Copy every line of the listing exactly.

★ ★ ★ ★

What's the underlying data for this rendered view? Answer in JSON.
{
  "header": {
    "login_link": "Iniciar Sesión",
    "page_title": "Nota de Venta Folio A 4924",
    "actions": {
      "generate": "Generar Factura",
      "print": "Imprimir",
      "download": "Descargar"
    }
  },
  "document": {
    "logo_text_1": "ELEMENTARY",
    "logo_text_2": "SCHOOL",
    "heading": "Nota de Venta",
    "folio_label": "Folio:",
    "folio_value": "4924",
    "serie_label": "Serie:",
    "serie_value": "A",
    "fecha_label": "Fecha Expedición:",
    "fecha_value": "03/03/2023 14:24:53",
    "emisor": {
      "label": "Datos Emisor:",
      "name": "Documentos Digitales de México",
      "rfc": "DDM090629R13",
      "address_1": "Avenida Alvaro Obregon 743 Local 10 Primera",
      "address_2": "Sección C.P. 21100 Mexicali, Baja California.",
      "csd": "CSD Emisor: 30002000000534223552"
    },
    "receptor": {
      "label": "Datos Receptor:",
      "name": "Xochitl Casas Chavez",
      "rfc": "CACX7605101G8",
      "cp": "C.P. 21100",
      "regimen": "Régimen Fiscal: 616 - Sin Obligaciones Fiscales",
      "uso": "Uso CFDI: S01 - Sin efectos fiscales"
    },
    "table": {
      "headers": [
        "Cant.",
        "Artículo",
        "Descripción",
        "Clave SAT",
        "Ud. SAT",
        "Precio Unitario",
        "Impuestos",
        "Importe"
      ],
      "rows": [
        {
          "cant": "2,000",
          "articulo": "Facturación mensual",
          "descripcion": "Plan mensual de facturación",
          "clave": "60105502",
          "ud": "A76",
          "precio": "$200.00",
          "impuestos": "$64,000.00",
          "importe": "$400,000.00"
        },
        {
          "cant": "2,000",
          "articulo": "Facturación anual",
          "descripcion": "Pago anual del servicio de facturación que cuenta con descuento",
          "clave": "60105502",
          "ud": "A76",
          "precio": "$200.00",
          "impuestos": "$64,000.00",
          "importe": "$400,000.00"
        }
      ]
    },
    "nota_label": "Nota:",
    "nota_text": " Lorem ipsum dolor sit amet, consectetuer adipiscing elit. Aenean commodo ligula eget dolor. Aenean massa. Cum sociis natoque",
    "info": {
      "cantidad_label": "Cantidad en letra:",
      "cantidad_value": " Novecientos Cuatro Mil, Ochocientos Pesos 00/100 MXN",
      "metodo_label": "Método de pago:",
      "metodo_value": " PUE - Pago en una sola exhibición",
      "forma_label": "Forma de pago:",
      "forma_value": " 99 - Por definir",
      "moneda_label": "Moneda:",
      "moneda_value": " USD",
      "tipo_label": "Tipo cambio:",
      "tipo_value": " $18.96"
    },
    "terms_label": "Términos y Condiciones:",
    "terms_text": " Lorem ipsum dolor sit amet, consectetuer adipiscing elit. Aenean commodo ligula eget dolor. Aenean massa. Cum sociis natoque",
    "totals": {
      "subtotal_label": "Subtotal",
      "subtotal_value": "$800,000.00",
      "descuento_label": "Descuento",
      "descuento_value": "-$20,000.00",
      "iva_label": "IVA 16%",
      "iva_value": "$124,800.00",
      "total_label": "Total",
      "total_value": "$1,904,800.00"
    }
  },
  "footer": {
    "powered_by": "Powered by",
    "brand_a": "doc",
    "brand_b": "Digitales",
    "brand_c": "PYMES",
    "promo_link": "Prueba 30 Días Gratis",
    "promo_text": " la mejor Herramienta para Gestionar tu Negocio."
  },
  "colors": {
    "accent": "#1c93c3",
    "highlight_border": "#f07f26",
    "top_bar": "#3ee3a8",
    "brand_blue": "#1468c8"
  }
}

★ ★ ★ ★

TASK RESPONSE -
What's the underlying data for this rendered view? Answer in JSON.
{
  "header": {
    "login_link": "Iniciar Sesión",
    "page_title": "Nota de Venta Folio A 4924",
    "actions": {
      "generate": "Generar Factura",
      "print": "Imprimir",
      "download": "Descargar"
    }
  },
  "document": {
    "logo_text_1": "ELEMENTARY",
    "logo_text_2": "SCHOOL",
    "heading": "Nota de Venta",
    "folio_label": "Folio:",
    "folio_value": "4924",
    "serie_label": "Serie:",
    "serie_value": "A",
    "fecha_label": "Fecha Expedición:",
    "fecha_value": "03/03/2023 14:24:53",
    "emisor": {
      "label": "Datos Emisor:",
      "name": "Documentos Digitales de México",
      "rfc": "DDM090629R13",
      "address_1": "Avenida Alvaro Obregon 743 Local 10 Primera",
      "address_2": "Sección C.P. 21100 Mexicali, Baja California.",
      "csd": "CSD Emisor: 30002000000534223552"
    },
    "receptor": {
      "label": "Datos Receptor:",
      "name": "Xochitl Casas Chavez",
      "rfc": "CACX7605101G8",
      "cp": "C.P. 21100",
      "regimen": "Régimen Fiscal: 616 - Sin Obligaciones Fiscales",
      "uso": "Uso CFDI: S01 - Sin efectos fiscales"
    },
    "table": {
      "headers": [
        "Cant.",
        "Artículo",
        "Descripción",
        "Clave SAT",
        "Ud. SAT",
        "Precio Unitario",
        "Impuestos",
        "Importe"
      ],
      "rows": [
        {
          "cant": "2,000",
          "articulo": "Facturación mensual",
          "descripcion": "Plan mensual de facturación",
          "clave": "60105502",
          "ud": "A76",
          "precio": "$200.00",
          "impuestos": "$64,000.00",
          "importe": "$400,000.00"
        },
        {
          "cant": "2,000",
          "articulo": "Facturación anual",
          "descripcion": "Pago anual del servicio de facturación que cuenta con descuento",
          "clave": "60105502",
          "ud": "A76",
          "precio": "$200.00",
          "impuestos": "$64,000.00",
          "importe": "$400,000.00"
        }
      ]
    },
    "nota_label": "Nota:",
    "nota_text": " Lorem ipsum dolor sit amet, consectetuer adipiscing elit. Aenean commodo ligula eget dolor. Aenean massa. Cum sociis natoque",
    "info": {
      "cantidad_label": "Cantidad en letra:",
      "cantidad_value": " Novecientos Cuatro Mil, Ochocientos Pesos 00/100 MXN",
      "metodo_label": "Método de pago:",
      "metodo_value": " PUE - Pago en una sola exhibición",
      "forma_label": "Forma de pago:",
      "forma_value": " 99 - Por definir",
      "moneda_label": "Moneda:",
      "moneda_value": " USD",
      "tipo_label": "Tipo cambio:",
      "tipo_value": " $18.96"
    },
    "terms_label": "Términos y Condiciones:",
    "terms_text": " Lorem ipsum dolor sit amet, consectetuer adipiscing elit. Aenean commodo ligula eget dolor. Aenean massa. Cum sociis natoque",
    "totals": {
      "subtotal_label": "Subtotal",
      "subtotal_value": "$800,000.00",
      "descuento_label": "Descuento",
      "descuento_value": "-$20,000.00",
      "iva_label": "IVA 16%",
      "iva_value": "$124,800.00",
      "total_label": "Total",
      "total_value": "$1,904,800.00"
    }
  },
  "footer": {
    "powered_by": "Powered by",
    "brand_a": "doc",
    "brand_b": "Digitales",
    "brand_c": "PYMES",
    "promo_link": "Prueba 30 Días Gratis",
    "promo_text": " la mejor Herramienta para Gestionar tu Negocio."
  },
  "colors": {
    "accent": "#1c93c3",
    "highlight_border": "#f07f26",
    "top_bar": "#3ee3a8",
    "brand_blue": "#1468c8"
  }
}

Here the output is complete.